* Job
The records should be written out in full, with nothing altered.

* Dataset excerpts
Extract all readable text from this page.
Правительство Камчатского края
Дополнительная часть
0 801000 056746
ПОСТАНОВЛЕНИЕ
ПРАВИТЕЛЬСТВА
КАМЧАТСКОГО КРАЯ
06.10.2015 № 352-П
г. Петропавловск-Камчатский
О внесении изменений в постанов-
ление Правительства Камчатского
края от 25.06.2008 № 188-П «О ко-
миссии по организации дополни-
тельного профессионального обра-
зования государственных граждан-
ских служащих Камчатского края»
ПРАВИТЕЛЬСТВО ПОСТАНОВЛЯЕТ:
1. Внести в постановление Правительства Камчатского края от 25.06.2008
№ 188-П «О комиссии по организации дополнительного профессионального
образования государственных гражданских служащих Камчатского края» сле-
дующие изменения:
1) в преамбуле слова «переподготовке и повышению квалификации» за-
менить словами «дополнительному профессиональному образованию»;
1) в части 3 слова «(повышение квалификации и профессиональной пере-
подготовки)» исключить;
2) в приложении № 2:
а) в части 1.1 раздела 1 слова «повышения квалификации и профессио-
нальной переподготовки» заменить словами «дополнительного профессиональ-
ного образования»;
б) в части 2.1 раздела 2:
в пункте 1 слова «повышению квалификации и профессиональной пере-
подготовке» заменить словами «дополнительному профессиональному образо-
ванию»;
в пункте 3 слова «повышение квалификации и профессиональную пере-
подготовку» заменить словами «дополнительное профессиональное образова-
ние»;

* Exercise result
Extract all readable text from this page.
Правительство Камчатского края
Дополнительная часть
0 801000 056746
ПОСТАНОВЛЕНИЕ
ПРАВИТЕЛЬСТВА
КАМЧАТСКОГО КРАЯ
06.10.2015 № 352-П
г. Петропавловск-Камчатский
О внесении изменений в постанов-
ление Правительства Камчатского
края от 25.06.2008 № 188-П «О ко-
миссии по организации дополни-
тельного профессионального обра-
зования государственных граждан-
ских служащих Камчатского края»
ПРАВИТЕЛЬСТВО ПОСТАНОВЛЯЕТ:
1. Внести в постановление Правительства Камчатского края от 25.06.2008
№ 188-П «О комиссии по организации дополнительного профессионального
образования государственных гражданских служащих Камчатского края» сле-
дующие изменения:
1) в преамбуле слова «переподготовке и повышению квалификации» за-
менить словами «дополнительному профессиональному образованию»;
1) в части 3 слова «(повышение квалификации и профессиональной пере-
подготовки)» исключить;
2) в приложении № 2:
а) в части 1.1 раздела 1 слова «повышения квалификации и профессио-
нальной переподготовки» заменить словами «дополнительного профессиональ-
ного образования»;
б) в части 2.1 раздела 2:
в пункте 1 слова «повышению квалификации и профессиональной пере-
подготовке» заменить словами «дополнительному профессиональному образо-
ванию»;
в пункте 3 слова «повышение квалификации и профессиональную пере-
подготовку» заменить словами «дополнительное профессиональное образова-
ние»;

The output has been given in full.